**Prompt**
Among the records below, find each line that includes the string "JSON" and copy it.

[start Supplied material]

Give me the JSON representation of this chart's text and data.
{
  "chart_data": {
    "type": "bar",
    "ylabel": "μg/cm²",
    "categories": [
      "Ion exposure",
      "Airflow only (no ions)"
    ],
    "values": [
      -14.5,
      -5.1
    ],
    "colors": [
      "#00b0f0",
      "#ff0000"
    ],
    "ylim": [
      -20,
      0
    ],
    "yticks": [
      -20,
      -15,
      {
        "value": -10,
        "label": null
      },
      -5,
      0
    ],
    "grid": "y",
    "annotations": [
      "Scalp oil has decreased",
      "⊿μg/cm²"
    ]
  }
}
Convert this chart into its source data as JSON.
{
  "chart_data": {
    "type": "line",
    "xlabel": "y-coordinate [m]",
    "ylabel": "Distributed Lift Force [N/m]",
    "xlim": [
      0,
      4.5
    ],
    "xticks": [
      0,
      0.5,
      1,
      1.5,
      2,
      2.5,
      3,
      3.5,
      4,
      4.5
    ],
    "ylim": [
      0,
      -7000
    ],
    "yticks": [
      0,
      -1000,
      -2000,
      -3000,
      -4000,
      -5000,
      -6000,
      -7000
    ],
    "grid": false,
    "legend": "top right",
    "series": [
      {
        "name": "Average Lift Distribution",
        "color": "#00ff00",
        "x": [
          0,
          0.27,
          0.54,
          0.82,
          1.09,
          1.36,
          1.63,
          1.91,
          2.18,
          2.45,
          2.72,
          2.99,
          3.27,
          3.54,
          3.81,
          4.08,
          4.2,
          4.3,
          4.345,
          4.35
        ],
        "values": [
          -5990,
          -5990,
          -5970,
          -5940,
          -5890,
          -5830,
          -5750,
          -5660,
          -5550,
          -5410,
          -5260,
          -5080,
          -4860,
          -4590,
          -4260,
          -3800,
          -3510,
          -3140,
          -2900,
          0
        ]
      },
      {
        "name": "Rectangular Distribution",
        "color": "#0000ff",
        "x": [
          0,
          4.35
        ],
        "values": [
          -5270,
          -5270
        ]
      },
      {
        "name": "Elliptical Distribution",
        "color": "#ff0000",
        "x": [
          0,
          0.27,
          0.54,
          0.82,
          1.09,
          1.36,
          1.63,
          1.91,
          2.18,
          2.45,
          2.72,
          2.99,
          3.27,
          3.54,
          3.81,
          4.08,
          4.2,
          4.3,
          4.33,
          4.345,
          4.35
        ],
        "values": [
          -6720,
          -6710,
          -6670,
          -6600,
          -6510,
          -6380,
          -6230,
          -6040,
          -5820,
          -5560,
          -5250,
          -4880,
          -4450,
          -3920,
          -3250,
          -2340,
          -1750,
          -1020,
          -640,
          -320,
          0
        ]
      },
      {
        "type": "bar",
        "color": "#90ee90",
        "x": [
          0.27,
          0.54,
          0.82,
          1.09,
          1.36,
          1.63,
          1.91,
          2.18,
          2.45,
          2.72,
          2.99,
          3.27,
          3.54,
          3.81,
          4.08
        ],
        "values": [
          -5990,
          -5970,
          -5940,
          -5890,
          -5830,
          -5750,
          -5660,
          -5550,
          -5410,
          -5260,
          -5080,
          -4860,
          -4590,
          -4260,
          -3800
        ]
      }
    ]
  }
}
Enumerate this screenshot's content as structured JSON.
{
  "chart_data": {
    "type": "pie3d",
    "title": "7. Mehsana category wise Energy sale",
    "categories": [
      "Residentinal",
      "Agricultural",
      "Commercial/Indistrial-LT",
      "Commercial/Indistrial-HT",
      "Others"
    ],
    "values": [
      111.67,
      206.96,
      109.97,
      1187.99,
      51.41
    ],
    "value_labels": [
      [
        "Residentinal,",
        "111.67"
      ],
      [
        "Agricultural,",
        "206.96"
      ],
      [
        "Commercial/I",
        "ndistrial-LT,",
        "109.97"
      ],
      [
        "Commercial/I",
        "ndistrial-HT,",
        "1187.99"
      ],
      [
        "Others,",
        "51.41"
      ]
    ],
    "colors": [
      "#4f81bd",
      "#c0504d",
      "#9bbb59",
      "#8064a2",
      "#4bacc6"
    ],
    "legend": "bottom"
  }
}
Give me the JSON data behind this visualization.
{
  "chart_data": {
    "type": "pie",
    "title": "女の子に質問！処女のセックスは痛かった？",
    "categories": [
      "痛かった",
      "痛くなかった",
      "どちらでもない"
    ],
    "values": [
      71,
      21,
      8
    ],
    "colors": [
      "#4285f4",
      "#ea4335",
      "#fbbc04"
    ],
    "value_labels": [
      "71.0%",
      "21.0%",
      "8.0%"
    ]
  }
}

[end Supplied material]

**Answer in full**
Give me the JSON representation of this chart's text and data.
Convert this chart into its source data as JSON.
Enumerate this screenshot's content as structured JSON.
Give me the JSON data behind this visualization.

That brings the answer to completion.